**TASK REQUIREMENTS**
Lines containing the word "Change" are the ones to copy from the records below.

BEGIN EXERCISE MATERIALS

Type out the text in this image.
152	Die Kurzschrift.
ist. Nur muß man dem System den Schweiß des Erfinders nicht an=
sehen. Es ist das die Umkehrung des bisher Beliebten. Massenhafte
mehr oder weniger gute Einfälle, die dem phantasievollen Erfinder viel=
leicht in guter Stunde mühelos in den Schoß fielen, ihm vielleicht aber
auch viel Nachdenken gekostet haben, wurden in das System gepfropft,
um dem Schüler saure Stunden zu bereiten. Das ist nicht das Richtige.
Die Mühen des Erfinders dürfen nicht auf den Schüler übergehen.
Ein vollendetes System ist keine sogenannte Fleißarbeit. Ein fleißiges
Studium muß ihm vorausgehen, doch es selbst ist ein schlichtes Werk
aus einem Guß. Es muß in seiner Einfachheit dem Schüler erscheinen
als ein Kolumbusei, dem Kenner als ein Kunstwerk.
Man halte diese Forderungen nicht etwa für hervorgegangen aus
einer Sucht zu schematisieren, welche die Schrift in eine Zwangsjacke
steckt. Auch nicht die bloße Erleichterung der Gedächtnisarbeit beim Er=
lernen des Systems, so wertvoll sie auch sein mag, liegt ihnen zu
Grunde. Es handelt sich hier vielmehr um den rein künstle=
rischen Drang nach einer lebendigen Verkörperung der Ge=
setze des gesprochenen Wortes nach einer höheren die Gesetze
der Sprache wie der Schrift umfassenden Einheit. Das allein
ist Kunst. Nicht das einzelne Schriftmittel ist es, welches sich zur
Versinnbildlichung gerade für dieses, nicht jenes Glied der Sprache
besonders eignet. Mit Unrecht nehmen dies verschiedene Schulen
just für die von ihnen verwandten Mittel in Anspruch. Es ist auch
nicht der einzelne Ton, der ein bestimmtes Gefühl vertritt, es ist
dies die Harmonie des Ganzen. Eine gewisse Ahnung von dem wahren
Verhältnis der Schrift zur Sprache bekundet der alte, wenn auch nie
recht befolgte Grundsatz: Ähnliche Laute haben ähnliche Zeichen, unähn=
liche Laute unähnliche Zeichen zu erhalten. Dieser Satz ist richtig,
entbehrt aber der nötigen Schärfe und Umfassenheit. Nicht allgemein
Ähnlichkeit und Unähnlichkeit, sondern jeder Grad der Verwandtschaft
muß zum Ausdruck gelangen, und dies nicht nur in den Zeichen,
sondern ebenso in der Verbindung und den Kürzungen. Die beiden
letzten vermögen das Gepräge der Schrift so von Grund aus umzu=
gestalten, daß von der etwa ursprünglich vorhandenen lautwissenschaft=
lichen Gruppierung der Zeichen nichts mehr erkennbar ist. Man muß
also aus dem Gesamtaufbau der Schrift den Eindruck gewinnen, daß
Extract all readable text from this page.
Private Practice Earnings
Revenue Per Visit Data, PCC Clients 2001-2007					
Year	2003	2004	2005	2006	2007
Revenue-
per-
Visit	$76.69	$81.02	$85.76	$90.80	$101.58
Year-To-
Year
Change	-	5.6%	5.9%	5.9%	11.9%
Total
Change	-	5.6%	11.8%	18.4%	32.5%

END EXERCISE MATERIALS

**WRITTEN SOLUTION**
Change	-	5.6%	5.9%	5.9%	11.9%
Change	-	5.6%	11.8%	18.4%	32.5%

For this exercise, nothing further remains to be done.